• [Given request] From the line that contains "Give me the" down to the last line of the data below, restate every line word for word, skipping any images.

Figure record listings
★ ★ ★ ★ ★

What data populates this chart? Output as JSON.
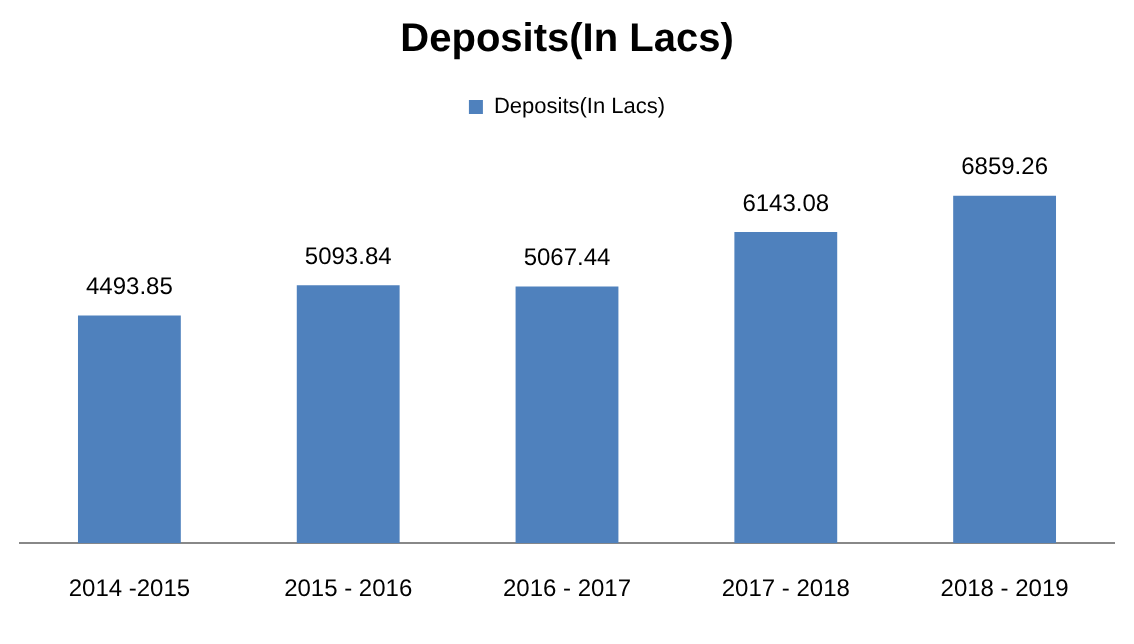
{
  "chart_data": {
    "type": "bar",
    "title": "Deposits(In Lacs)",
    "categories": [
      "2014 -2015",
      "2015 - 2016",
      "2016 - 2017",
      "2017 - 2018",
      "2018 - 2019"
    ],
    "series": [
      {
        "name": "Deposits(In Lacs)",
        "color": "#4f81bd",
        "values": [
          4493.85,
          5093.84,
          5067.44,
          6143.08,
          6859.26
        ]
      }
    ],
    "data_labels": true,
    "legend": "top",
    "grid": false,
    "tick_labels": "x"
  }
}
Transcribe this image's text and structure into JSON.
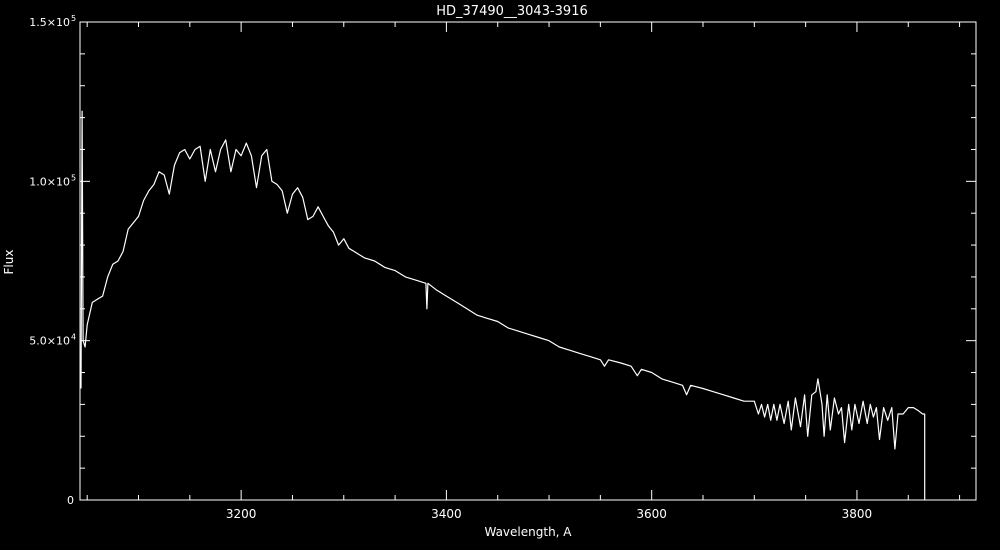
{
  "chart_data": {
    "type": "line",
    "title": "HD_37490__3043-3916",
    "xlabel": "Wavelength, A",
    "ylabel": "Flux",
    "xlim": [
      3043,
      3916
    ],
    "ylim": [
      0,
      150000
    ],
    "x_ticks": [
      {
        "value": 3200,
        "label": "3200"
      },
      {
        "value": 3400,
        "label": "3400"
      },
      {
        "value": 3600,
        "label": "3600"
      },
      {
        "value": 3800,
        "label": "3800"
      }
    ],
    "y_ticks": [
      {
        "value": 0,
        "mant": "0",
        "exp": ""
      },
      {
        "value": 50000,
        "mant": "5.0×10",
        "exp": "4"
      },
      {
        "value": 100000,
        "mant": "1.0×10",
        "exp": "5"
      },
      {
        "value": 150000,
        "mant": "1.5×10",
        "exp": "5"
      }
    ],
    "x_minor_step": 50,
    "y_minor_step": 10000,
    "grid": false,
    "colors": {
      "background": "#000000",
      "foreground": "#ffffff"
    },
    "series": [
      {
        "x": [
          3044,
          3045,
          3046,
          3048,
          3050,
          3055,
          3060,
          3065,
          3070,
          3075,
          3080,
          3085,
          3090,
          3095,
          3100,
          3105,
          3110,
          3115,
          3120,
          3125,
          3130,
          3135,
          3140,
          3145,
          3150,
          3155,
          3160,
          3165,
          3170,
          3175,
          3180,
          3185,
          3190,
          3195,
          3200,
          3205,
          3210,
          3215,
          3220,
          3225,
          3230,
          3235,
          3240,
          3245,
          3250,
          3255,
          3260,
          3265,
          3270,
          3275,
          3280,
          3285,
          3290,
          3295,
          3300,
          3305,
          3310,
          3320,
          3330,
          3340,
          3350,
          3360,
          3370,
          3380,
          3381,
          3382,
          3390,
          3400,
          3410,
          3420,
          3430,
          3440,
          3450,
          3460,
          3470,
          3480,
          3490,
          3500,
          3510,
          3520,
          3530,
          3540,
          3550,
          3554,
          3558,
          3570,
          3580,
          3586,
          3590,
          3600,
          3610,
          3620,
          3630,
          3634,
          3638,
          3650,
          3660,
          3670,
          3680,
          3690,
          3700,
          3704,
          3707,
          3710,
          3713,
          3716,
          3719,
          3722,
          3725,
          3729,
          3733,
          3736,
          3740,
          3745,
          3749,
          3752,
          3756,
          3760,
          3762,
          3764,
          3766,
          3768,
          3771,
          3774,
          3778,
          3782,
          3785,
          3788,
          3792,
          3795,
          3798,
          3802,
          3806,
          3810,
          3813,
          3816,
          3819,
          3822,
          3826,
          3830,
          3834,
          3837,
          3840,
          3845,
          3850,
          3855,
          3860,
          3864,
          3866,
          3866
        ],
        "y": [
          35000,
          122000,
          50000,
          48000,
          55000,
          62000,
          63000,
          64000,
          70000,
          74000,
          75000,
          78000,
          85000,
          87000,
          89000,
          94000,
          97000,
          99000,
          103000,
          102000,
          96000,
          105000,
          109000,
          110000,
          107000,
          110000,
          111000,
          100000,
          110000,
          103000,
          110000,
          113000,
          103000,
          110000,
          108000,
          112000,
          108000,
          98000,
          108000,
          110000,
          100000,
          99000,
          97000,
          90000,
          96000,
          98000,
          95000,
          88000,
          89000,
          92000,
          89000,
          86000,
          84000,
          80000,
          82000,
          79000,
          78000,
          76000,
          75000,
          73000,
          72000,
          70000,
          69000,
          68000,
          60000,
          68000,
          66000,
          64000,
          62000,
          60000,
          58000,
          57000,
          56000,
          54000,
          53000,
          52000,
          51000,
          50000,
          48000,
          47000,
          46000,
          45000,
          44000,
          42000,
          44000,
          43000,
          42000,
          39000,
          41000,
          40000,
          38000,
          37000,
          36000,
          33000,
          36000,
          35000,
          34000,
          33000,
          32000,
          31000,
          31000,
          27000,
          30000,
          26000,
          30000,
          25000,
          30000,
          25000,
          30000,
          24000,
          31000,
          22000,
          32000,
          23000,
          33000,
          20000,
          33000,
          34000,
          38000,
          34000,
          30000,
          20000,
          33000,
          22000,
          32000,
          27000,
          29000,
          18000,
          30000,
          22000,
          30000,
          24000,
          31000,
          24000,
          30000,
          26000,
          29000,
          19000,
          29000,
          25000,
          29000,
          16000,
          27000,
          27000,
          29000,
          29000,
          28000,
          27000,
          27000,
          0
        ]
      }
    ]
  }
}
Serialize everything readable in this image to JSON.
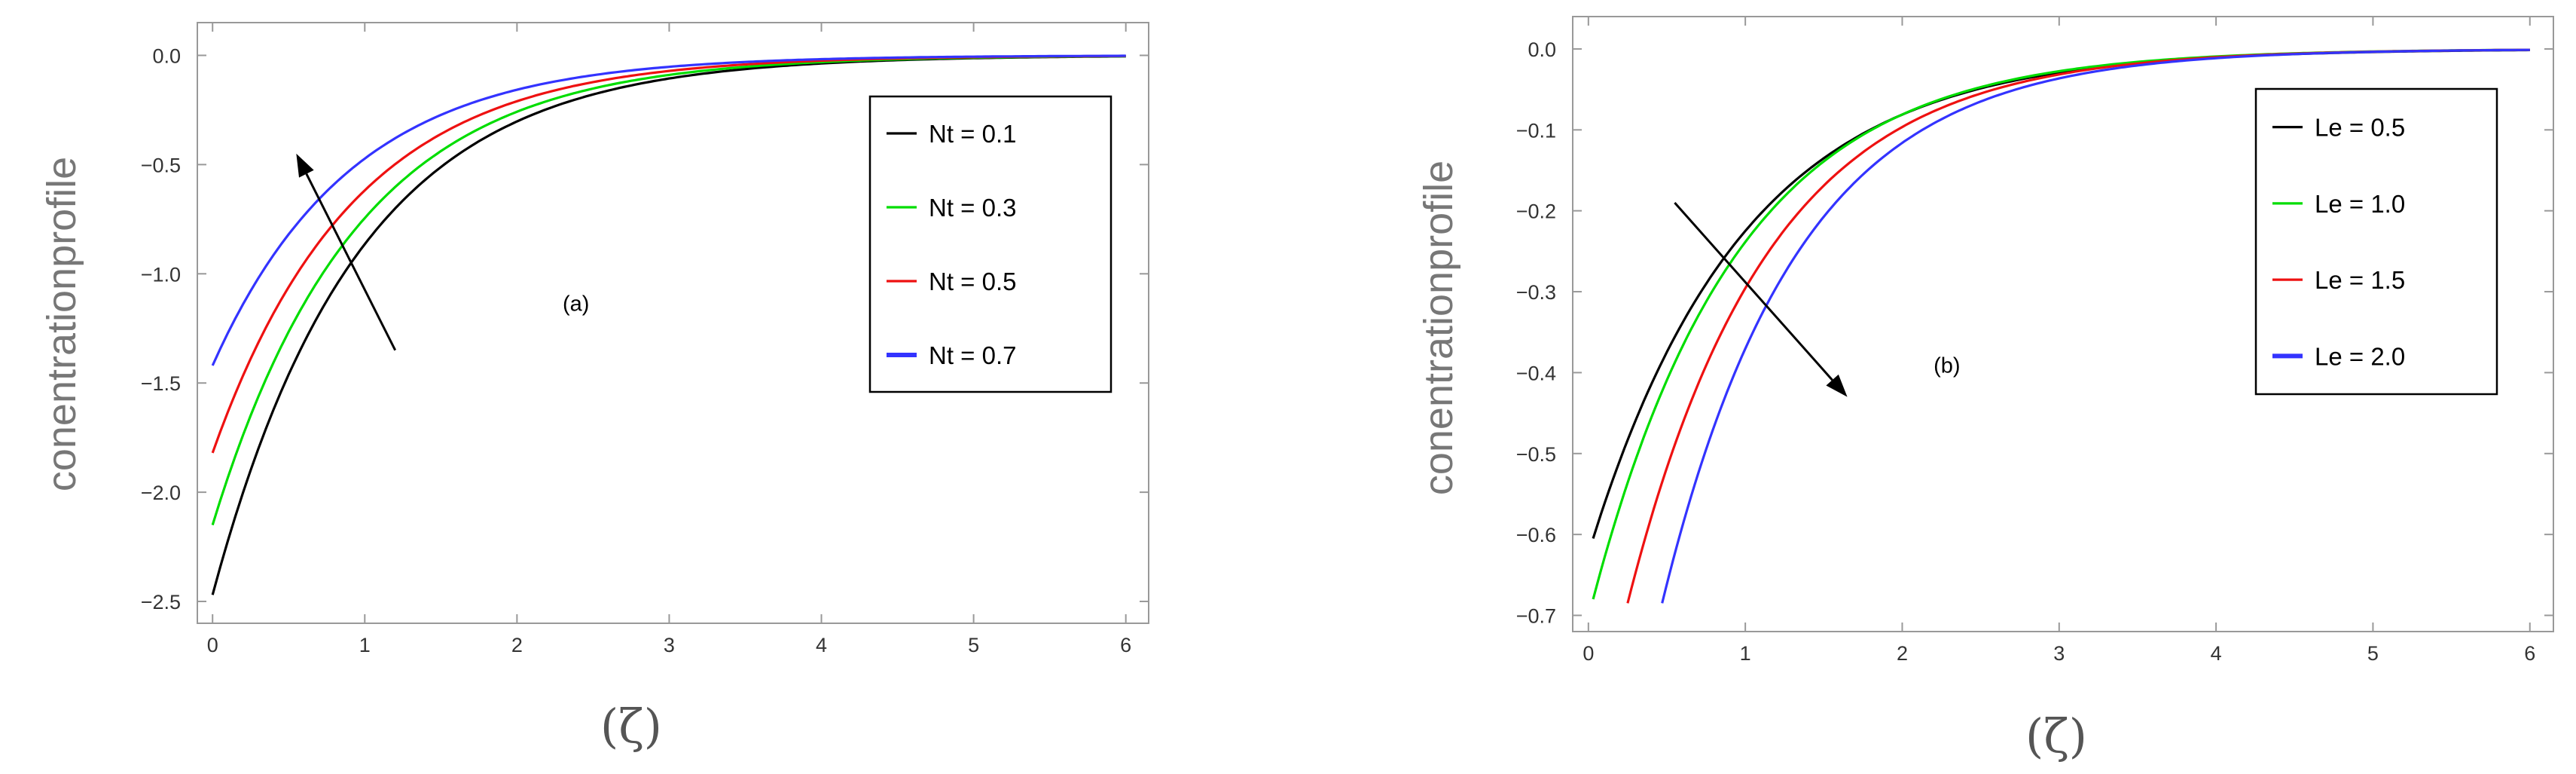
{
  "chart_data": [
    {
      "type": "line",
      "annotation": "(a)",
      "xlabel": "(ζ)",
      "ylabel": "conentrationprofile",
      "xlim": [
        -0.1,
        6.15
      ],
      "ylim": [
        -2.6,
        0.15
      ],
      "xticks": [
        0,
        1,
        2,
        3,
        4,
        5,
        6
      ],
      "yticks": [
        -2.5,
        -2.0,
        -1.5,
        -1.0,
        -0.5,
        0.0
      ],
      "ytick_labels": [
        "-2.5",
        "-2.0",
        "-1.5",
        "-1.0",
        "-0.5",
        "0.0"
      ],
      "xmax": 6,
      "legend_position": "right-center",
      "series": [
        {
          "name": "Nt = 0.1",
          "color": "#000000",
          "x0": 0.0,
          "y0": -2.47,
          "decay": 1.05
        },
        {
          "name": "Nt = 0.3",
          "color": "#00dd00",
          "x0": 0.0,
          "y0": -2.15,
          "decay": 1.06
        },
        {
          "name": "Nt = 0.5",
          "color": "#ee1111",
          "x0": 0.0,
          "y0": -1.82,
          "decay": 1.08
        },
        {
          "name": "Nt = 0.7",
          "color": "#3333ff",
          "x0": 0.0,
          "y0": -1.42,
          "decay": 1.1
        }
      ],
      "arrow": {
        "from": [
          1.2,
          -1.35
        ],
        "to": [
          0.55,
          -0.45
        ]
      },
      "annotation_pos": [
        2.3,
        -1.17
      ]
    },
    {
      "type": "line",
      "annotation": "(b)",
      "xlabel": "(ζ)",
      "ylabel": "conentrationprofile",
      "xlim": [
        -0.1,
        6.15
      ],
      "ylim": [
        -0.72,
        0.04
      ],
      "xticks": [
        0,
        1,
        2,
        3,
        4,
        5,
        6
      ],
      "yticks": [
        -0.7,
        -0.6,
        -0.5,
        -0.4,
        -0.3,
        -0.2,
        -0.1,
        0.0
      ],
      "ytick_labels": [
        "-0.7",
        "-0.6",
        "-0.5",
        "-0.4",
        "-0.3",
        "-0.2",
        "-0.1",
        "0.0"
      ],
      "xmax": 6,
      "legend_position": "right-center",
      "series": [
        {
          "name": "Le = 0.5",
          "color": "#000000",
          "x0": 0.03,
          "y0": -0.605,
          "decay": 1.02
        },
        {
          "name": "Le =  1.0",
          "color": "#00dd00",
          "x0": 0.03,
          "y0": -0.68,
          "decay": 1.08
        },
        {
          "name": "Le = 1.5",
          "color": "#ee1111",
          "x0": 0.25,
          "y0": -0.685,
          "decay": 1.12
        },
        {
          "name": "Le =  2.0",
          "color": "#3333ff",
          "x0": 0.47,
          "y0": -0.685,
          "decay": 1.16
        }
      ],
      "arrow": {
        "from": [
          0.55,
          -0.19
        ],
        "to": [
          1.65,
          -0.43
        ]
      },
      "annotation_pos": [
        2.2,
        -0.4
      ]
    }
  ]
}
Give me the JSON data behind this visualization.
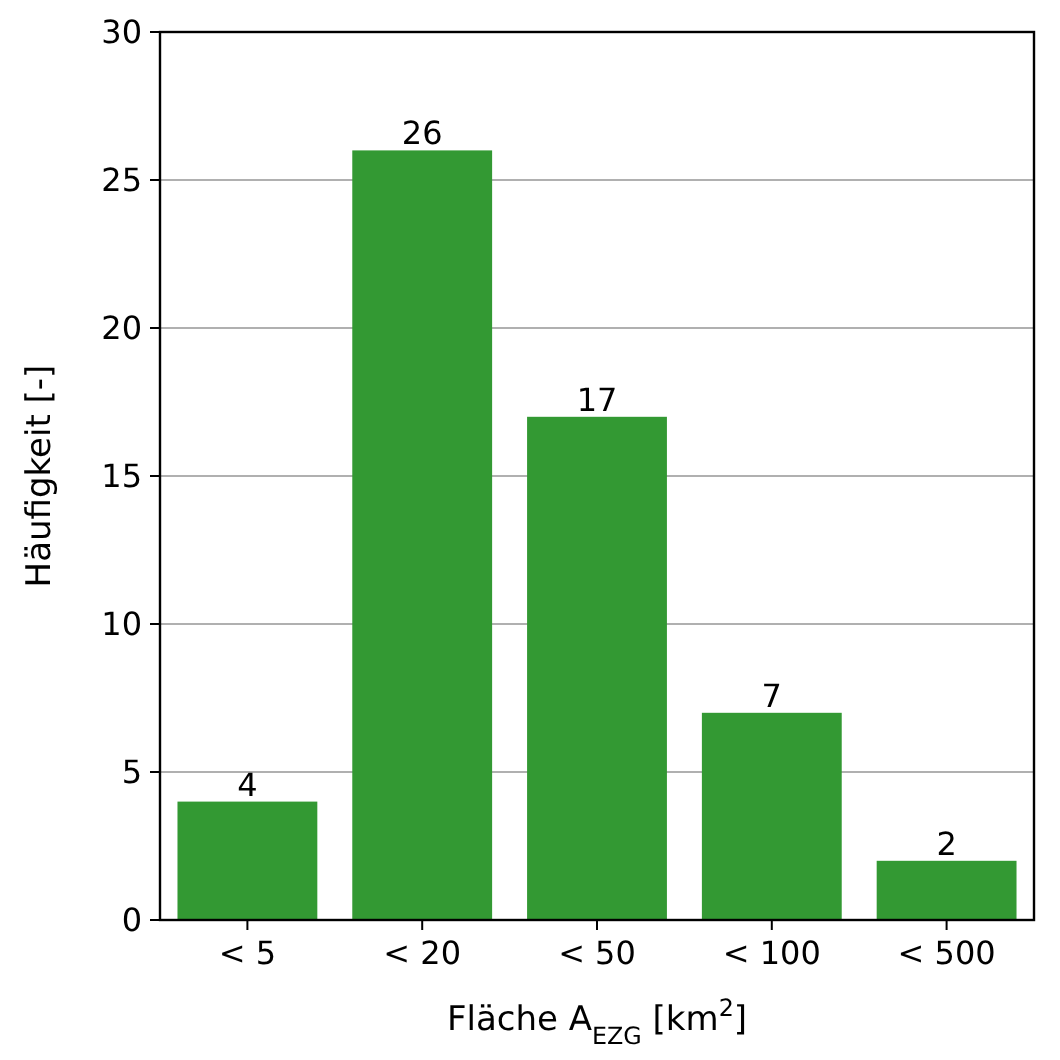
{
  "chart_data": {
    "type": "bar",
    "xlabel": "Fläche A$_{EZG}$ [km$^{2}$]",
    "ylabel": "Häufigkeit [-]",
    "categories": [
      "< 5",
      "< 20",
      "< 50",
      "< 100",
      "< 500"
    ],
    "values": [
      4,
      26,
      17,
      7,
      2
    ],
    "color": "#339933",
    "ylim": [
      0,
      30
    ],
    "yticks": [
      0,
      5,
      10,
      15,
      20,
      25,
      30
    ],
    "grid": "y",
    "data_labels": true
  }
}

★ ★ ★ ★ ★

• [Solution]
Give me the JSON data behind this visualization.
{
  "chart_data": {
    "type": "bar",
    "xlabel": "Fläche A$_{EZG}$ [km$^{2}$]",
    "ylabel": "Häufigkeit [-]",
    "categories": [
      "< 5",
      "< 20",
      "< 50",
      "< 100",
      "< 500"
    ],
    "values": [
      4,
      26,
      17,
      7,
      2
    ],
    "color": "#339933",
    "ylim": [
      0,
      30
    ],
    "yticks": [
      0,
      5,
      10,
      15,
      20,
      25,
      30
    ],
    "grid": "y",
    "data_labels": true
  }
}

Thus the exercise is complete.